[start]

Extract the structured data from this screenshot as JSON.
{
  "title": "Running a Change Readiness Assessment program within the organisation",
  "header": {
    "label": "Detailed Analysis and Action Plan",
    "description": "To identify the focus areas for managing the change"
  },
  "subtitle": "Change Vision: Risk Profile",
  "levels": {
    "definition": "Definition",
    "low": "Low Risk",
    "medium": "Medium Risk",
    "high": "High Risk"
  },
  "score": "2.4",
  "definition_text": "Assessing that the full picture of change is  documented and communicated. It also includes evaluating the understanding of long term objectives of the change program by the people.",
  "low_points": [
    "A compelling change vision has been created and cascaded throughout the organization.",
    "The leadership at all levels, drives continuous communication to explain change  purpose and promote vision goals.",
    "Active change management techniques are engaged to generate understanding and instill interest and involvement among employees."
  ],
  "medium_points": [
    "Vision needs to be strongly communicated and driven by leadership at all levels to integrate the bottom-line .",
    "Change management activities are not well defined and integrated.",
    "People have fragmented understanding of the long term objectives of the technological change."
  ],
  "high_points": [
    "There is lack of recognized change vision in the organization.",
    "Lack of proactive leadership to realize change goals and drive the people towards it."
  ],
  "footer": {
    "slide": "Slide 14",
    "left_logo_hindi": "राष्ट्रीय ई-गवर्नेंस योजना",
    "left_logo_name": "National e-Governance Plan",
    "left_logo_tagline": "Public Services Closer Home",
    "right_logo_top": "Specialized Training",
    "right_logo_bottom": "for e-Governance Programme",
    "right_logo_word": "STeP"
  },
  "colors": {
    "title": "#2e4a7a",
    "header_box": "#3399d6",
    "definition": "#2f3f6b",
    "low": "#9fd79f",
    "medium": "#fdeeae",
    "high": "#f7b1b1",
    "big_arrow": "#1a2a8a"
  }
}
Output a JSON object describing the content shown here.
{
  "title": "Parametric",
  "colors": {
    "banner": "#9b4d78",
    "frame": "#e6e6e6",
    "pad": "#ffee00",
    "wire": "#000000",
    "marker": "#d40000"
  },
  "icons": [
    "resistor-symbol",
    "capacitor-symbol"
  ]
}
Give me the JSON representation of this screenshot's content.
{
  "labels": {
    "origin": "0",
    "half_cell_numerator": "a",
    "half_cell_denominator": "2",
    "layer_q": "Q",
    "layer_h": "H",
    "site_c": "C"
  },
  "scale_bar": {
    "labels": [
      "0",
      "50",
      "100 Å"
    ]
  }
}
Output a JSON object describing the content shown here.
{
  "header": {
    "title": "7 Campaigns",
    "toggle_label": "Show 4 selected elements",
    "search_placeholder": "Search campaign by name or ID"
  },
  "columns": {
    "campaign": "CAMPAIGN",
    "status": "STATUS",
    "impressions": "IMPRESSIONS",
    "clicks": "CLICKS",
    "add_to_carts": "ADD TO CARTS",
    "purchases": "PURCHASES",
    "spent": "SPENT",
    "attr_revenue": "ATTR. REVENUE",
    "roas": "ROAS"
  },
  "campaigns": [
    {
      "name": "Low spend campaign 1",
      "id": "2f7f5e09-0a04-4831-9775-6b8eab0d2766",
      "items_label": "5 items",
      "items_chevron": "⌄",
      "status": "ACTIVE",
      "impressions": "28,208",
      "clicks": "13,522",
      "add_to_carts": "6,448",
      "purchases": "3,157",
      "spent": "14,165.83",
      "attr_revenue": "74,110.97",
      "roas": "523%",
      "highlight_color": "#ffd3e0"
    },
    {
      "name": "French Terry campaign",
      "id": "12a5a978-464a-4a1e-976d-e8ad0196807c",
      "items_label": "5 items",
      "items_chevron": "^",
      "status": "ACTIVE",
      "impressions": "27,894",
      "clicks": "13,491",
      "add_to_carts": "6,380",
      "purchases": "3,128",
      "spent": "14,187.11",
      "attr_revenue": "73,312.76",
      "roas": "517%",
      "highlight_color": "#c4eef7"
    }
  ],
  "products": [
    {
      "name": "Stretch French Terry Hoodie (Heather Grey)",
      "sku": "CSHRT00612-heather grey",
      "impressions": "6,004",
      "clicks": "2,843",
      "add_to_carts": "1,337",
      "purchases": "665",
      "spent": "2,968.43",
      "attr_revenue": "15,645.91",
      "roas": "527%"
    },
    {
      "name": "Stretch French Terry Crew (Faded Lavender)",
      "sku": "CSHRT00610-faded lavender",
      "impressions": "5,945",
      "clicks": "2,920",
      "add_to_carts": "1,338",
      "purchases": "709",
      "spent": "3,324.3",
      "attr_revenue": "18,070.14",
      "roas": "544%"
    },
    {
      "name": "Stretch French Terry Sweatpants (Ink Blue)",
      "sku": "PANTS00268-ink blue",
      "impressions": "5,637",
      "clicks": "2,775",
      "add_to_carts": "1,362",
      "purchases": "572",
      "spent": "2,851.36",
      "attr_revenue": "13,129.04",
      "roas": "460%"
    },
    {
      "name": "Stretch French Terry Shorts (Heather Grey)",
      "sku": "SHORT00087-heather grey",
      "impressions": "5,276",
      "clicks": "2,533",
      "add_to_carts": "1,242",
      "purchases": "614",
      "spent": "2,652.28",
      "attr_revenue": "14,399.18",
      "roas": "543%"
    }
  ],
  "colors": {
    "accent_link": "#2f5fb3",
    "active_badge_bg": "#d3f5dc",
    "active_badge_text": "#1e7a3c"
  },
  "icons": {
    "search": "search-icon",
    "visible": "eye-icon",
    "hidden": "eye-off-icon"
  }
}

[end]

Directions =
Work through the records above line by line and count those that hold the string "Stretch". Give only the result.

Output of the task =
4